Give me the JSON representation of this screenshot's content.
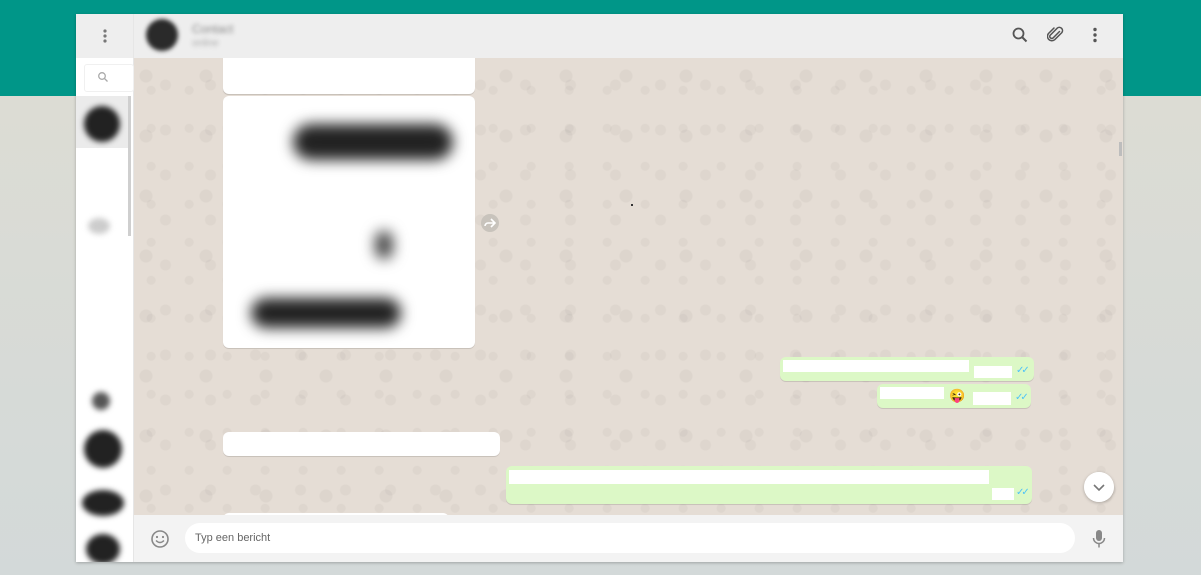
{
  "header": {
    "contact_name": "Contact",
    "contact_status": "online"
  },
  "messages": [
    {
      "direction": "in",
      "type": "text",
      "text": ""
    },
    {
      "direction": "in",
      "type": "image"
    },
    {
      "direction": "out",
      "type": "text",
      "text": "",
      "ticks": "✓✓"
    },
    {
      "direction": "out",
      "type": "text",
      "text": "😜",
      "ticks": "✓✓"
    },
    {
      "direction": "in",
      "type": "text",
      "text": ""
    },
    {
      "direction": "out",
      "type": "text",
      "text": "",
      "ticks": "✓✓"
    },
    {
      "direction": "in",
      "type": "text",
      "text": "😂😂😂😂"
    }
  ],
  "composer": {
    "placeholder": "Typ een bericht"
  },
  "icons": {
    "sidebar_menu": "kebab-menu-icon",
    "search": "search-icon",
    "attach": "paperclip-icon",
    "menu": "kebab-menu-icon",
    "emoji": "emoji-icon",
    "mic": "microphone-icon",
    "forward": "forward-icon",
    "scroll_down": "chevron-down-icon"
  },
  "colors": {
    "brand": "#009688",
    "outgoing_bubble": "#dcf8c6",
    "chat_background": "#e5ddd5",
    "read_ticks": "#4fc3f7"
  }
}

-------

__TASK GOAL__:
Pick out and copy every line that contains the word "menu".

__TASK OUTPUT__:
    "sidebar_menu": "kebab-menu-icon",
    "menu": "kebab-menu-icon",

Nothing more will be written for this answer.